Stored data
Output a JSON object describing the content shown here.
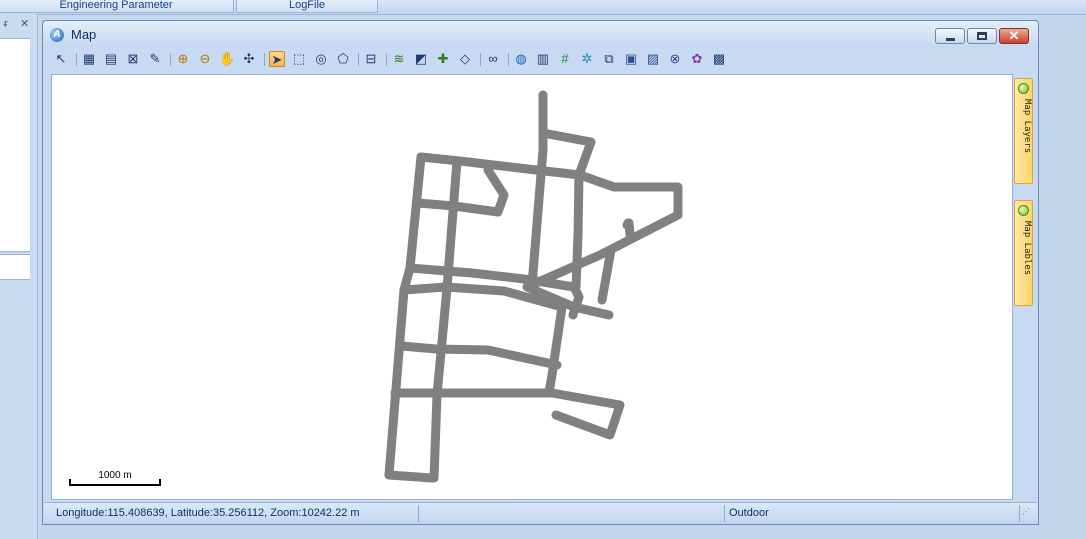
{
  "tabs": [
    {
      "label": "Engineering Parameter"
    },
    {
      "label": "LogFile"
    }
  ],
  "left_pane": {
    "pin_icon": "pin-icon",
    "close_icon": "close-icon",
    "pin_glyph": "ᵲ",
    "close_glyph": "✕"
  },
  "window": {
    "title": "Map",
    "app_icon": "app-logo-icon",
    "app_icon_glyph": "A",
    "close_glyph": "✕",
    "controls": [
      "minimize",
      "maximize",
      "close"
    ]
  },
  "toolbar": {
    "groups": [
      [
        "pointer-icon"
      ],
      [
        "map-grid-icon",
        "map-export-icon",
        "map-compass-icon",
        "map-edit-icon"
      ],
      [
        "zoom-in-icon",
        "zoom-out-icon",
        "pan-hand-icon",
        "full-extent-icon"
      ],
      [
        "select-arrow-icon",
        "select-rect-icon",
        "select-circle-icon",
        "select-polygon-icon"
      ],
      [
        "measure-ruler-icon"
      ],
      [
        "layers-icon",
        "raster-layer-icon",
        "add-layer-icon",
        "polygon-layer-icon"
      ],
      [
        "binoculars-icon"
      ],
      [
        "globe-icon",
        "table-icon",
        "grid-hash-icon",
        "network-icon",
        "copy-icon",
        "cube-icon",
        "cube-settings-icon",
        "cube-remove-icon",
        "plugin-icon",
        "legend-icon"
      ]
    ],
    "active": "select-arrow-icon"
  },
  "map": {
    "track_color": "#808080",
    "scale_label": "1000 m"
  },
  "side_tabs": [
    {
      "label": "Map Layers"
    },
    {
      "label": "Map Lables"
    }
  ],
  "status": {
    "coords": "Longitude:115.408639, Latitude:35.256112, Zoom:10242.22 m",
    "middle": "",
    "mode": "Outdoor"
  }
}
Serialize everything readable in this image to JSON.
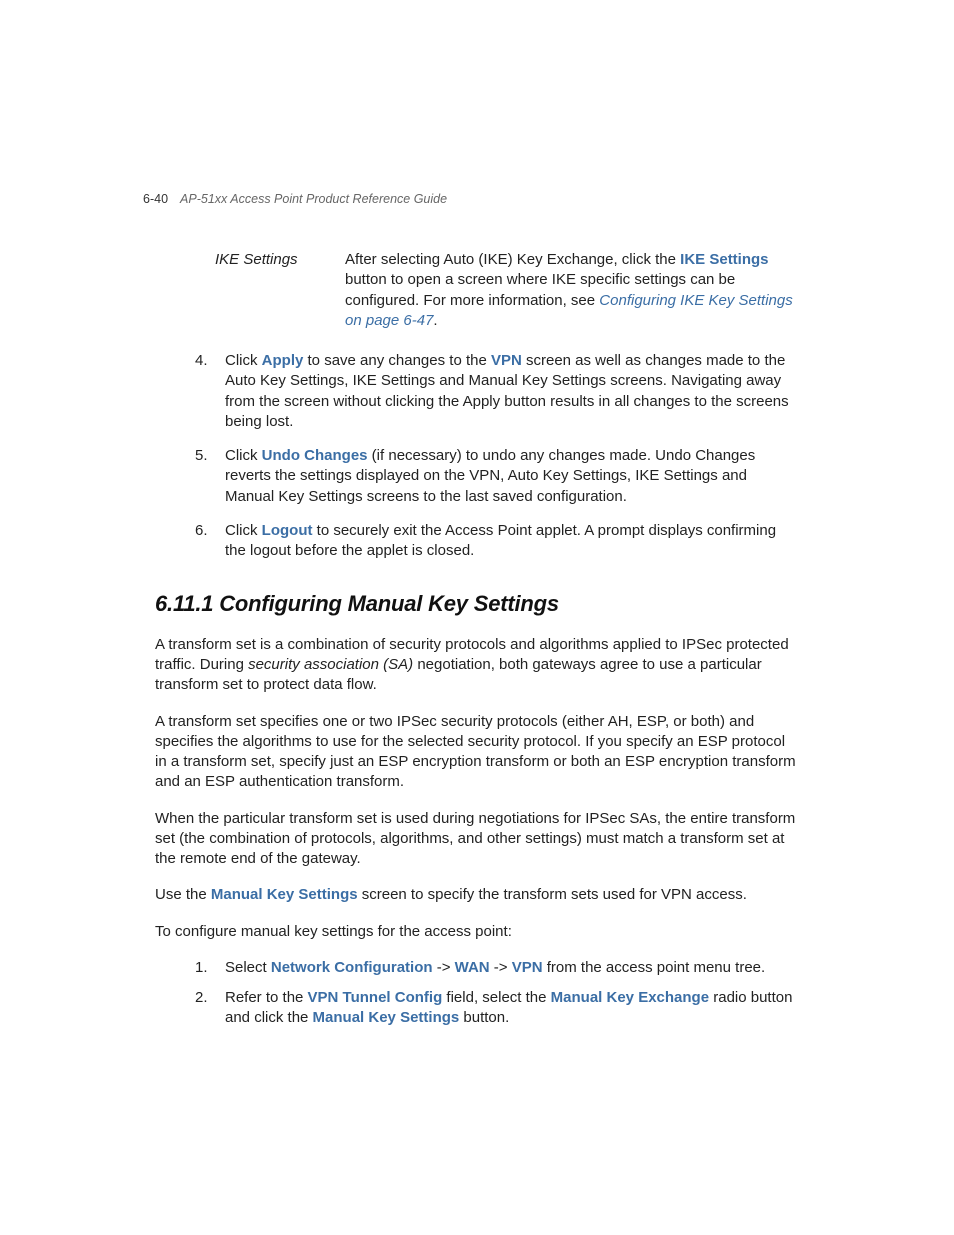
{
  "header": {
    "page_num": "6-40",
    "title": "AP-51xx Access Point Product Reference Guide"
  },
  "def": {
    "term": "IKE Settings",
    "pre": "After selecting Auto (IKE) Key Exchange, click the ",
    "bold1": "IKE Settings",
    "mid": " button to open a screen where IKE specific settings can be configured. For more information, see ",
    "link": "Configuring IKE Key Settings on page 6-47",
    "after": "."
  },
  "steps": {
    "s4a": "Click ",
    "s4b": "Apply",
    "s4c": " to save any changes to the ",
    "s4d": "VPN",
    "s4e": " screen as well as changes made to the Auto Key Settings, IKE Settings and Manual Key Settings screens. Navigating away from the screen without clicking the Apply button results in all changes to the screens being lost.",
    "s5a": "Click ",
    "s5b": "Undo Changes",
    "s5c": " (if necessary) to undo any changes made. Undo Changes reverts the settings displayed on the VPN, Auto Key Settings, IKE Settings and Manual Key Settings screens to the last saved configuration.",
    "s6a": "Click ",
    "s6b": "Logout",
    "s6c": " to securely exit the Access Point applet. A prompt displays confirming the logout before the applet is closed."
  },
  "section": {
    "heading": "6.11.1  Configuring Manual Key Settings",
    "p1a": "A transform set is a combination of security protocols and algorithms applied to IPSec protected traffic. During ",
    "p1b": "security association (SA)",
    "p1c": " negotiation, both gateways agree to use a particular transform set to protect data flow.",
    "p2": "A transform set specifies one or two IPSec security protocols (either AH, ESP, or both) and specifies the algorithms to use for the selected security protocol. If you specify an ESP protocol in a transform set, specify just an ESP encryption transform or both an ESP encryption transform and an ESP authentication transform.",
    "p3": "When the particular transform set is used during negotiations for IPSec SAs, the entire transform set (the combination of protocols, algorithms, and other settings) must match a transform set at the remote end of the gateway.",
    "p4a": "Use the ",
    "p4b": "Manual Key Settings",
    "p4c": " screen to specify the transform sets used for VPN access.",
    "p5": "To configure manual key settings for the access point:",
    "sub1a": "Select ",
    "sub1b": "Network Configuration",
    "sub1c": " -> ",
    "sub1d": "WAN",
    "sub1e": " -> ",
    "sub1f": "VPN",
    "sub1g": " from the access point menu tree.",
    "sub2a": "Refer to the ",
    "sub2b": "VPN Tunnel Config",
    "sub2c": " field, select the ",
    "sub2d": "Manual Key Exchange",
    "sub2e": " radio button and click the ",
    "sub2f": "Manual Key Settings",
    "sub2g": " button."
  }
}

**STATED GOAL**:
Extract, from the listing above, every line where the string "Configuring" occurs.

**COMPLETE OUTPUT**:
    "link": "Configuring IKE Key Settings on page 6-47",
    "heading": "6.11.1  Configuring Manual Key Settings",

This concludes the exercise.